Problem:
In the entries below, count every line with the string "conferencing". State the count and nothing else.

Dataset records:
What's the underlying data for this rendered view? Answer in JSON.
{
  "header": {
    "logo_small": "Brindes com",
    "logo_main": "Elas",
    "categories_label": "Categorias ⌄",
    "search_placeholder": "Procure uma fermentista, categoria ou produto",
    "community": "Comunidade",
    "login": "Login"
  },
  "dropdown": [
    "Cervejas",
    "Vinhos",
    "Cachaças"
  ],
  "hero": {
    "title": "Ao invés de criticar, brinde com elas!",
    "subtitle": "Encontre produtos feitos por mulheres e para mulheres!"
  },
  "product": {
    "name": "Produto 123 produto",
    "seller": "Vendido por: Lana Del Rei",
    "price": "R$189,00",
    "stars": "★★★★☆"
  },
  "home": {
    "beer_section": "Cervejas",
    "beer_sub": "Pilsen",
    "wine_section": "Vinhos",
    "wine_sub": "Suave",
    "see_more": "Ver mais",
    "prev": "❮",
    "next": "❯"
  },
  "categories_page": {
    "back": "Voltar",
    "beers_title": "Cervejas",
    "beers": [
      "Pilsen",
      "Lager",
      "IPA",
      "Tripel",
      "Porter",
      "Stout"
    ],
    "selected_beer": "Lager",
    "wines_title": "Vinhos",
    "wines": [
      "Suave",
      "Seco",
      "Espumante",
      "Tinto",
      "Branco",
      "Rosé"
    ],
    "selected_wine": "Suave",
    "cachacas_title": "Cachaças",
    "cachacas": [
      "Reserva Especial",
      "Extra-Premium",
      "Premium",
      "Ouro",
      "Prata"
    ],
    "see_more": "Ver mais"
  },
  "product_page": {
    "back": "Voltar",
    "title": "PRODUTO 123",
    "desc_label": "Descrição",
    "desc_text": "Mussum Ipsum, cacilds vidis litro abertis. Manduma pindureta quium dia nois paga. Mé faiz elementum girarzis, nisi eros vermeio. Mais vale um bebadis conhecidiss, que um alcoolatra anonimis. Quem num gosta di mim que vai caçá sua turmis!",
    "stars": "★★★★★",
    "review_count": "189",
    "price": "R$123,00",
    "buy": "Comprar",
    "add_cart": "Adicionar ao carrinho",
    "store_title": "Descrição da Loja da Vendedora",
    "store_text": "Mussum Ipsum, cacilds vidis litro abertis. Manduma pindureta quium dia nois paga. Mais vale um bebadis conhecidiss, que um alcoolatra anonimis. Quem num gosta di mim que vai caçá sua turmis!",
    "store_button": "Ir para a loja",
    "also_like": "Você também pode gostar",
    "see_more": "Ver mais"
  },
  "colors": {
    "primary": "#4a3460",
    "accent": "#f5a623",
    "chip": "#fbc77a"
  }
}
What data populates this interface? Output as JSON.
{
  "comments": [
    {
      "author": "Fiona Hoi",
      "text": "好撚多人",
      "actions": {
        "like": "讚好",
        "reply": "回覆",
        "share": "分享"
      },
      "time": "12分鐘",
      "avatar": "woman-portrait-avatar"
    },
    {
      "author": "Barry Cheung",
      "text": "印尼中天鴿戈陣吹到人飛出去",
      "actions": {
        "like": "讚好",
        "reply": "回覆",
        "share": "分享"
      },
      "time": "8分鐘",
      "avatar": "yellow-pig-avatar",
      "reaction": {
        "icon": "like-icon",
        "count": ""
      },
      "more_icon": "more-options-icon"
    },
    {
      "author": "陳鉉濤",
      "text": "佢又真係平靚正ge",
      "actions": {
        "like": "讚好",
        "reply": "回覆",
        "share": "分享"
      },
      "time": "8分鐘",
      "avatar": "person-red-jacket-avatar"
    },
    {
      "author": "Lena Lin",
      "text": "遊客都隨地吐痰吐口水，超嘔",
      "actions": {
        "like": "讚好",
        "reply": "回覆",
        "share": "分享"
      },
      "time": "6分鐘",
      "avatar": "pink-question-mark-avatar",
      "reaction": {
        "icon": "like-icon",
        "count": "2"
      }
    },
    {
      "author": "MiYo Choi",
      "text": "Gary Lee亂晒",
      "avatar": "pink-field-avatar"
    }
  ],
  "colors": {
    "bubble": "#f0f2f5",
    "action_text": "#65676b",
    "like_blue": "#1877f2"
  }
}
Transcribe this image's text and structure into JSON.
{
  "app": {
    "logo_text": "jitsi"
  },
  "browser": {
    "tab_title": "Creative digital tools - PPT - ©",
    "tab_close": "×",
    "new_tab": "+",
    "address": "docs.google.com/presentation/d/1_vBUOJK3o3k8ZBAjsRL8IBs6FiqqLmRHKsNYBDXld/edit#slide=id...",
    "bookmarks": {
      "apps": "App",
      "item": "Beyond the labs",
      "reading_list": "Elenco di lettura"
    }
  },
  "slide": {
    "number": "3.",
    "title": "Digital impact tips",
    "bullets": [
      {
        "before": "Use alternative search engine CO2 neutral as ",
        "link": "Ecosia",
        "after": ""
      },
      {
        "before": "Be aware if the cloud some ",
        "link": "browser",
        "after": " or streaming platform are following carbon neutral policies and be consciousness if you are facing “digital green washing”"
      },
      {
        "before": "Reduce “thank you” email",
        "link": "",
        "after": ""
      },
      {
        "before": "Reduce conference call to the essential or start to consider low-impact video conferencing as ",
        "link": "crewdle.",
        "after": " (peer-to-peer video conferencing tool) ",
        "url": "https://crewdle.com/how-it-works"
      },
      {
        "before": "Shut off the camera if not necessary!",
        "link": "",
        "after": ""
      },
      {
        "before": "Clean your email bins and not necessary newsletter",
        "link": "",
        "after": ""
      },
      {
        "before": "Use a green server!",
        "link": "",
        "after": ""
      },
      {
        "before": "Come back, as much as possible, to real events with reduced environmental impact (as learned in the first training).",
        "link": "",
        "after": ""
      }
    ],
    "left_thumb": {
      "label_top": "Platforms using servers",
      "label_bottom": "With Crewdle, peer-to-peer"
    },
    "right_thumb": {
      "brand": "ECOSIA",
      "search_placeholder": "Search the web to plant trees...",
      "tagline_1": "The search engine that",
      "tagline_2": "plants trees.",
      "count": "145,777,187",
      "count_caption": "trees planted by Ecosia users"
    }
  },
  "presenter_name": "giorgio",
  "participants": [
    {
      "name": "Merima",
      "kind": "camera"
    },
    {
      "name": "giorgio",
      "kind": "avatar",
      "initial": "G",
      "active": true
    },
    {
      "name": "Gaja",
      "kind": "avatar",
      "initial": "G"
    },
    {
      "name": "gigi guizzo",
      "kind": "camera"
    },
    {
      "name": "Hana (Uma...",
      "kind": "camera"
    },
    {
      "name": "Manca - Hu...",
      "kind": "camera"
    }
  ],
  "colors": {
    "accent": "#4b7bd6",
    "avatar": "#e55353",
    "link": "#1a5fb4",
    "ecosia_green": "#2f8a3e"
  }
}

Response to the exercise:
2